» Written task
Please write out the complete listing that follows, exactly as it reads.

--- --- ---

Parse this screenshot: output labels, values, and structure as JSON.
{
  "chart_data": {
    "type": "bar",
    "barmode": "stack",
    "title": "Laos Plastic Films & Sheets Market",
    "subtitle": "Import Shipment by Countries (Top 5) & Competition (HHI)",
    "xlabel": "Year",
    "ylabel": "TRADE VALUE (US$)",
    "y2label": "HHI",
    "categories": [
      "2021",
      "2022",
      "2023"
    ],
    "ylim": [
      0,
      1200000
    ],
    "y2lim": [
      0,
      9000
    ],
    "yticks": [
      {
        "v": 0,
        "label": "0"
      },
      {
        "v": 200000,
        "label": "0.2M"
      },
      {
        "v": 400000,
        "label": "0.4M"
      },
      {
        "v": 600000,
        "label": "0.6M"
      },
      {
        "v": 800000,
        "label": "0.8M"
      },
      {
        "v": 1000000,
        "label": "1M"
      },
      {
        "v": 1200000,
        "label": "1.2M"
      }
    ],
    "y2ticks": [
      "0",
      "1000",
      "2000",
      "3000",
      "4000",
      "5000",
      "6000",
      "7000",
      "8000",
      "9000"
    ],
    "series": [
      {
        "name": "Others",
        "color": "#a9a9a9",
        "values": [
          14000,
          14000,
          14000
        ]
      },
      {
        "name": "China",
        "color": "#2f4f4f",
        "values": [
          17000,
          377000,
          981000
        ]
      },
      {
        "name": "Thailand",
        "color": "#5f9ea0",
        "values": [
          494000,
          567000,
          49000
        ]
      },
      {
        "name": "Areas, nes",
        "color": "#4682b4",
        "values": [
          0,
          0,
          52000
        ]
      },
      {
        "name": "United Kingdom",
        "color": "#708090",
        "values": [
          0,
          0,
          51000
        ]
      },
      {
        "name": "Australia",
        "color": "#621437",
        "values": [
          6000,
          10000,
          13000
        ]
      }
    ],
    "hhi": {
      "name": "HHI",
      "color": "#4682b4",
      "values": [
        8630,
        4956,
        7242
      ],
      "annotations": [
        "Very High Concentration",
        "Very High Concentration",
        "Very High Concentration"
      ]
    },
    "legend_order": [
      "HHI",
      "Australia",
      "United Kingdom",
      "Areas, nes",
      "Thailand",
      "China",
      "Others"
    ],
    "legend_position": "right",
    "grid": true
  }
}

--- --- ---

» Output of the task
Parse this screenshot: output labels, values, and structure as JSON.
{
  "chart_data": {
    "type": "bar",
    "barmode": "stack",
    "title": "Laos Plastic Films & Sheets Market",
    "subtitle": "Import Shipment by Countries (Top 5) & Competition (HHI)",
    "xlabel": "Year",
    "ylabel": "TRADE VALUE (US$)",
    "y2label": "HHI",
    "categories": [
      "2021",
      "2022",
      "2023"
    ],
    "ylim": [
      0,
      1200000
    ],
    "y2lim": [
      0,
      9000
    ],
    "yticks": [
      {
        "v": 0,
        "label": "0"
      },
      {
        "v": 200000,
        "label": "0.2M"
      },
      {
        "v": 400000,
        "label": "0.4M"
      },
      {
        "v": 600000,
        "label": "0.6M"
      },
      {
        "v": 800000,
        "label": "0.8M"
      },
      {
        "v": 1000000,
        "label": "1M"
      },
      {
        "v": 1200000,
        "label": "1.2M"
      }
    ],
    "y2ticks": [
      "0",
      "1000",
      "2000",
      "3000",
      "4000",
      "5000",
      "6000",
      "7000",
      "8000",
      "9000"
    ],
    "series": [
      {
        "name": "Others",
        "color": "#a9a9a9",
        "values": [
          14000,
          14000,
          14000
        ]
      },
      {
        "name": "China",
        "color": "#2f4f4f",
        "values": [
          17000,
          377000,
          981000
        ]
      },
      {
        "name": "Thailand",
        "color": "#5f9ea0",
        "values": [
          494000,
          567000,
          49000
        ]
      },
      {
        "name": "Areas, nes",
        "color": "#4682b4",
        "values": [
          0,
          0,
          52000
        ]
      },
      {
        "name": "United Kingdom",
        "color": "#708090",
        "values": [
          0,
          0,
          51000
        ]
      },
      {
        "name": "Australia",
        "color": "#621437",
        "values": [
          6000,
          10000,
          13000
        ]
      }
    ],
    "hhi": {
      "name": "HHI",
      "color": "#4682b4",
      "values": [
        8630,
        4956,
        7242
      ],
      "annotations": [
        "Very High Concentration",
        "Very High Concentration",
        "Very High Concentration"
      ]
    },
    "legend_order": [
      "HHI",
      "Australia",
      "United Kingdom",
      "Areas, nes",
      "Thailand",
      "China",
      "Others"
    ],
    "legend_position": "right",
    "grid": true
  }
}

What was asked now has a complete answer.